Task
Can you find the lines of the listing that include "this" and copy every one?

:::::

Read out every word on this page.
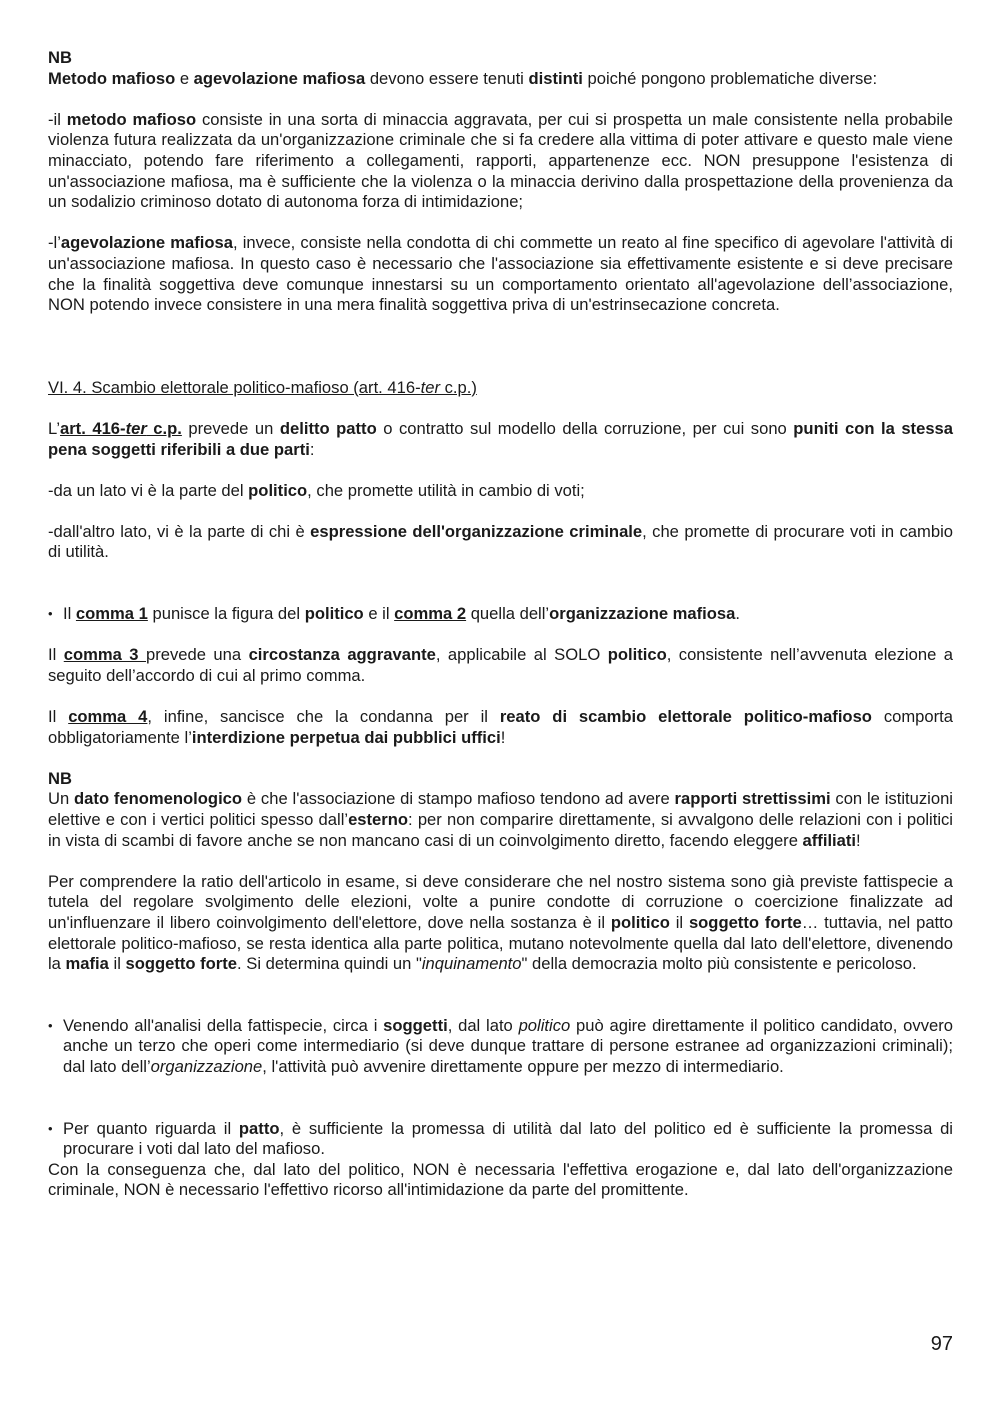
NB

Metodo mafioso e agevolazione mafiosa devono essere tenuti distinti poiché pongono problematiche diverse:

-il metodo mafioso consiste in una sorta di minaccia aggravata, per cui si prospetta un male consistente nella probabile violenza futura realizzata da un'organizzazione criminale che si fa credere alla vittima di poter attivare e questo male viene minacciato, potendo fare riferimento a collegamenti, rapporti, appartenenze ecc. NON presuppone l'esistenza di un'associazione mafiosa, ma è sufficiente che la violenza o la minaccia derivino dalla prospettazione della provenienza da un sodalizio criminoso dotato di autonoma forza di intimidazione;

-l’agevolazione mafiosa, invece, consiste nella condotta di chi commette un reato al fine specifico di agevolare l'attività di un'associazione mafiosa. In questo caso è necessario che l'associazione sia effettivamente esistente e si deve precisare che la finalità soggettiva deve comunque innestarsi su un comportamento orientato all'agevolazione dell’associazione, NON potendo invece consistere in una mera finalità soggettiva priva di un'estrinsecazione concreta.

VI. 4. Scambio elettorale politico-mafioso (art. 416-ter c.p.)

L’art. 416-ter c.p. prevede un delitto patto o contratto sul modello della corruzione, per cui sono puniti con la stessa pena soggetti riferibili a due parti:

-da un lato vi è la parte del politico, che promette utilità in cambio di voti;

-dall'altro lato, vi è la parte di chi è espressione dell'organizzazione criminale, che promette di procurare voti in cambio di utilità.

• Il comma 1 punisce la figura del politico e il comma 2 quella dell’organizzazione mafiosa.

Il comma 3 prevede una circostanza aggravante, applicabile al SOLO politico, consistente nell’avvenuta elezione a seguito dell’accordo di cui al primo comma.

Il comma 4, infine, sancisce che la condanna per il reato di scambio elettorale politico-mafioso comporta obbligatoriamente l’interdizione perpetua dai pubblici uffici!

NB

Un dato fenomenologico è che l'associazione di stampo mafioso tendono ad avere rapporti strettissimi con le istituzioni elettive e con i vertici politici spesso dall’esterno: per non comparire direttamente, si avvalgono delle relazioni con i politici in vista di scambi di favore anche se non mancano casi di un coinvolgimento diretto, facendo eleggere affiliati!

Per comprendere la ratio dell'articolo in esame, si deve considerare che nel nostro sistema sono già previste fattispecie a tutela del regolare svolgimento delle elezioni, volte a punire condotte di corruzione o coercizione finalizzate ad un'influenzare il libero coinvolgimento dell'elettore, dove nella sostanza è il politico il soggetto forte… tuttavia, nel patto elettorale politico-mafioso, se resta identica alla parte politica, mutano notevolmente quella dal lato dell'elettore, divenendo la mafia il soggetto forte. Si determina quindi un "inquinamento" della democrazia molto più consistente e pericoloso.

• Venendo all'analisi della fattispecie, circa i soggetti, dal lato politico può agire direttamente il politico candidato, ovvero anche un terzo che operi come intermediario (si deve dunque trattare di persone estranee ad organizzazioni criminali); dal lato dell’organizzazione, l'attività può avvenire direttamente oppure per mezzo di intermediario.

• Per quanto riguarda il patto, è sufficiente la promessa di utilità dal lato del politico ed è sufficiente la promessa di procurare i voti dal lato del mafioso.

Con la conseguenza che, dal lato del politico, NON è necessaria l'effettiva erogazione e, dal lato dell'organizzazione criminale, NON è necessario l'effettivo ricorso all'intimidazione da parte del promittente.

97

:::::

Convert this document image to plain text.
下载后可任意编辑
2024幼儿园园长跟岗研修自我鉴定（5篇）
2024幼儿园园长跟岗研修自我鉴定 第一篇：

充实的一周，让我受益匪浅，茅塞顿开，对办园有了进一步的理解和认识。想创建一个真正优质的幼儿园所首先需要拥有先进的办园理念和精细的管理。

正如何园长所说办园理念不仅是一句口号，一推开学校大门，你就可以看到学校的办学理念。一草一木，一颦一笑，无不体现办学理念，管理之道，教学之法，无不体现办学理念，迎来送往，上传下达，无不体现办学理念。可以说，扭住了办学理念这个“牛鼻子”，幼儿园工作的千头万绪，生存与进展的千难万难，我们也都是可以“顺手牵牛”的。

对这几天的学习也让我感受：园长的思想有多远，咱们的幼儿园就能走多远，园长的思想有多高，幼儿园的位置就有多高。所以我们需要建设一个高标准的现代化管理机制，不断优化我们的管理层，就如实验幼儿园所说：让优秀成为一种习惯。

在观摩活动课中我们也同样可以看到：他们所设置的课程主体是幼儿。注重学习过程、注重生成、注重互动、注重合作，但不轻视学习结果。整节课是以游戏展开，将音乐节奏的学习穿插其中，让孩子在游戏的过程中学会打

:::::

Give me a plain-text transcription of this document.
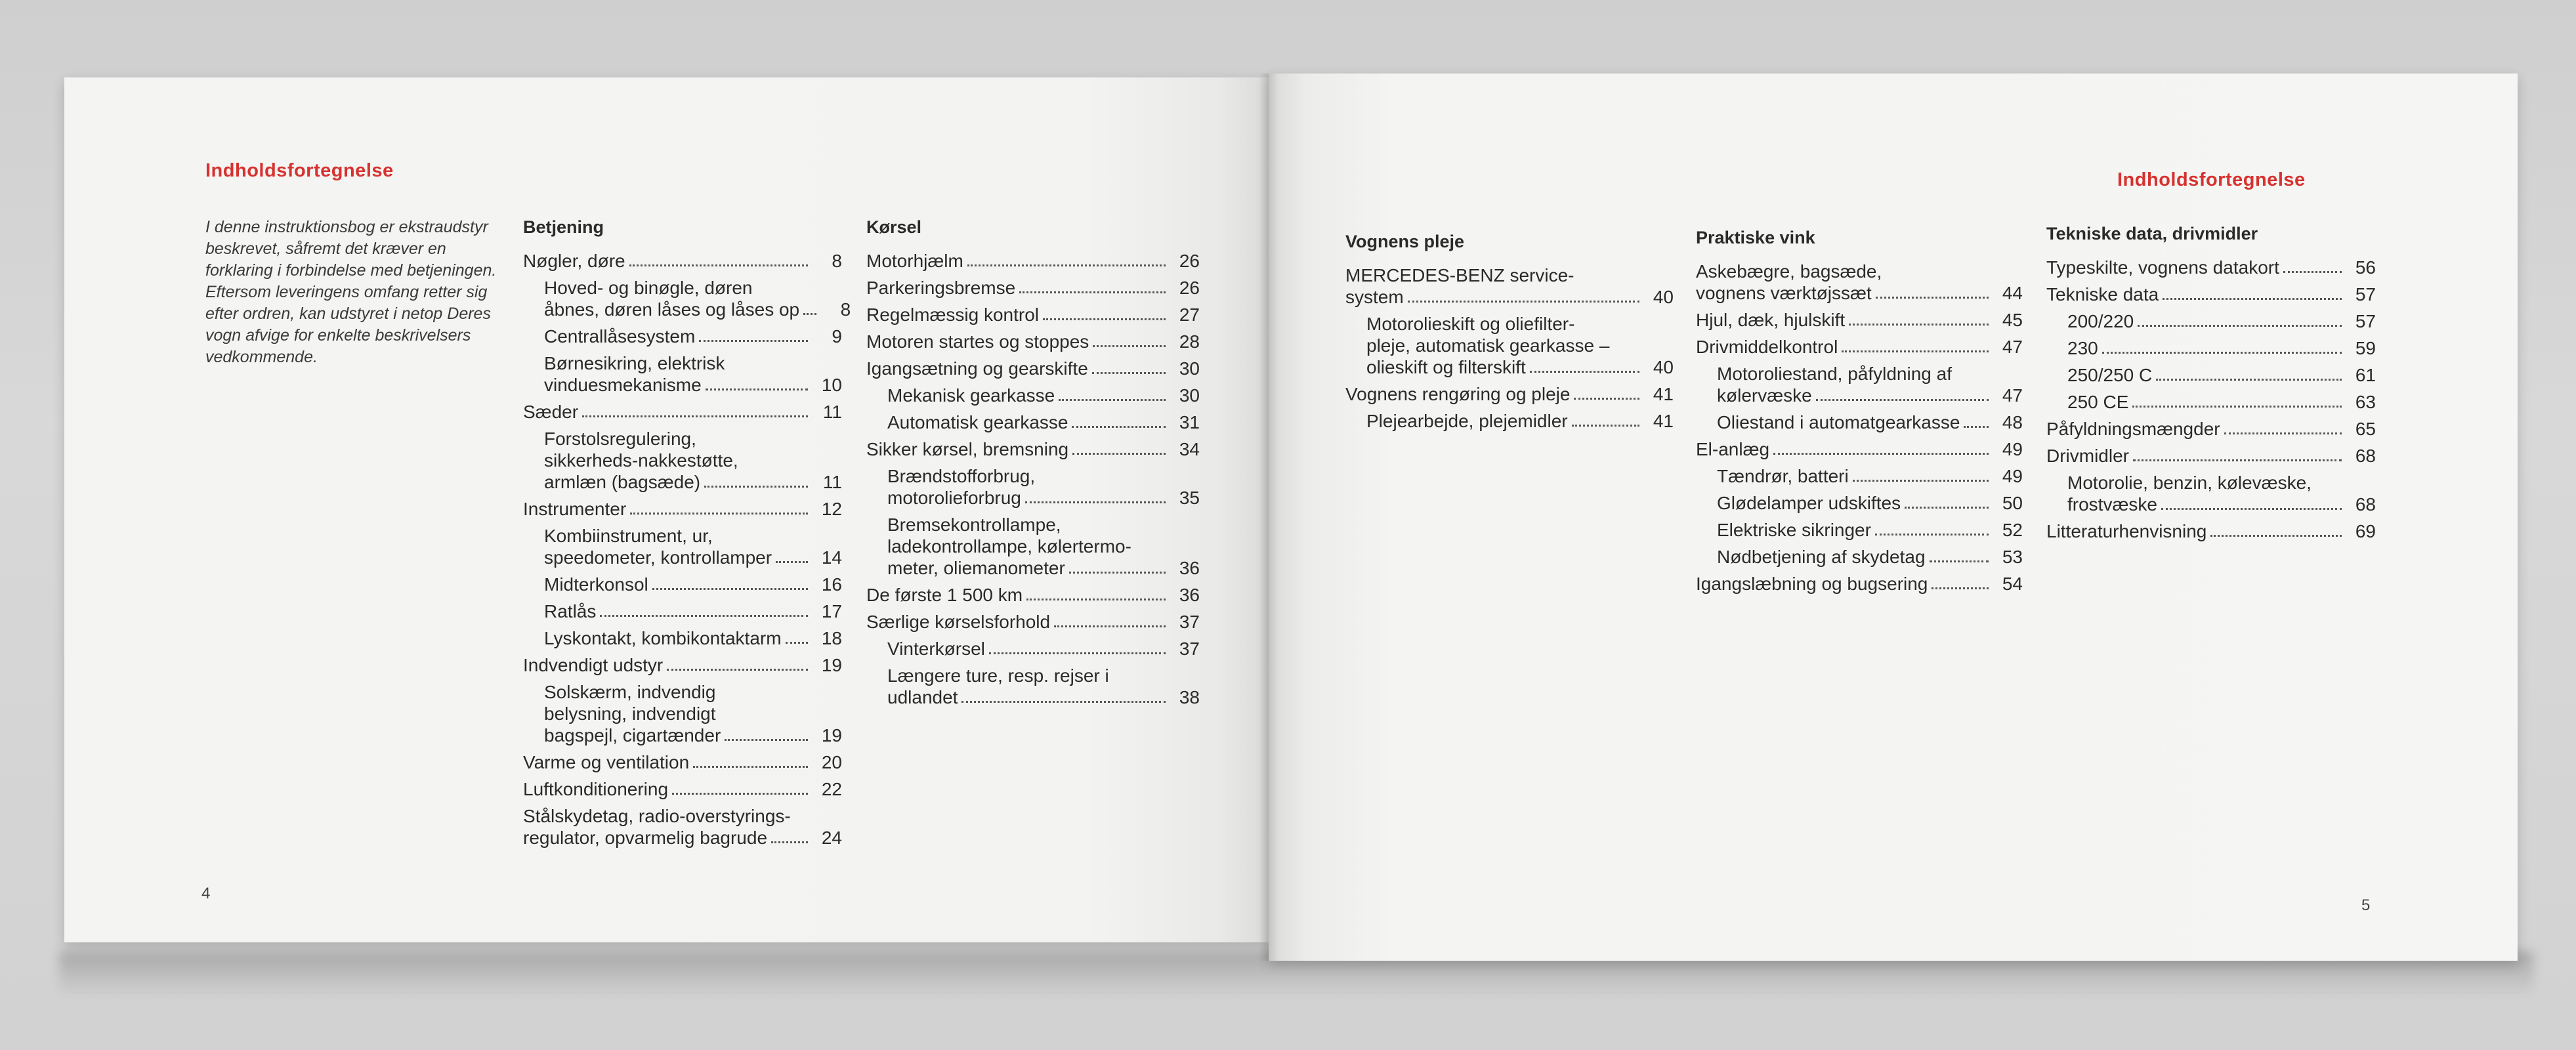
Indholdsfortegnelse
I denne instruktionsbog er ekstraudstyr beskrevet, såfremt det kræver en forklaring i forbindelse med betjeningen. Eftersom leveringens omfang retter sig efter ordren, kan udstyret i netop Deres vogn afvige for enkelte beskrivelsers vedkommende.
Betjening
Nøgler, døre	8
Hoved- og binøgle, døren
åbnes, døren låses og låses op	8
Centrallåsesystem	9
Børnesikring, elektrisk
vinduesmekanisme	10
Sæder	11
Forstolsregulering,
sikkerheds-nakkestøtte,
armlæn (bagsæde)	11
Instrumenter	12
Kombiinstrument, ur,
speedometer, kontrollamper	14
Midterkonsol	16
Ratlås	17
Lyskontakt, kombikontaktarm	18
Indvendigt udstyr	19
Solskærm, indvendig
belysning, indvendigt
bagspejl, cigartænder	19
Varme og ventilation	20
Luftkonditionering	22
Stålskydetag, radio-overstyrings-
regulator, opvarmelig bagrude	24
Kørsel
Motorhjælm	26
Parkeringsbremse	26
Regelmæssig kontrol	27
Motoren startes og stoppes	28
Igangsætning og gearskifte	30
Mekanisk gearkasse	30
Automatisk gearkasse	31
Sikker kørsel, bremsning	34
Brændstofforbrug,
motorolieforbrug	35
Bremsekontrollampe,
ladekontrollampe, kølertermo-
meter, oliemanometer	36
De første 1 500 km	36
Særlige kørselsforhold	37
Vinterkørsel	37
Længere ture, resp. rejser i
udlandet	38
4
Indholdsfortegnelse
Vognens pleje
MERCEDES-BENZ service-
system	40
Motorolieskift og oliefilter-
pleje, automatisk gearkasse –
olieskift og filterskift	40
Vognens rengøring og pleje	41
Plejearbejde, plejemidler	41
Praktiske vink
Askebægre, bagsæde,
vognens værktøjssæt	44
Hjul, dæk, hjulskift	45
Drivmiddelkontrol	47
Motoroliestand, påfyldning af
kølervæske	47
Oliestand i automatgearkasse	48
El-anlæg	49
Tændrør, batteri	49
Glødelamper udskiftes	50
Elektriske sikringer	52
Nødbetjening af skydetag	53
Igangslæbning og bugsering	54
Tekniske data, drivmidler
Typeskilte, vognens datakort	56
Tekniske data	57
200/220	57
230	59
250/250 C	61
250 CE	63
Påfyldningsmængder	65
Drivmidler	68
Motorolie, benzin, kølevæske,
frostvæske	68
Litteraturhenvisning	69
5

:::::

Completed task
Read out every word on this page.
Convert this document image to plain text.
Give me a plain-text transcription of this document.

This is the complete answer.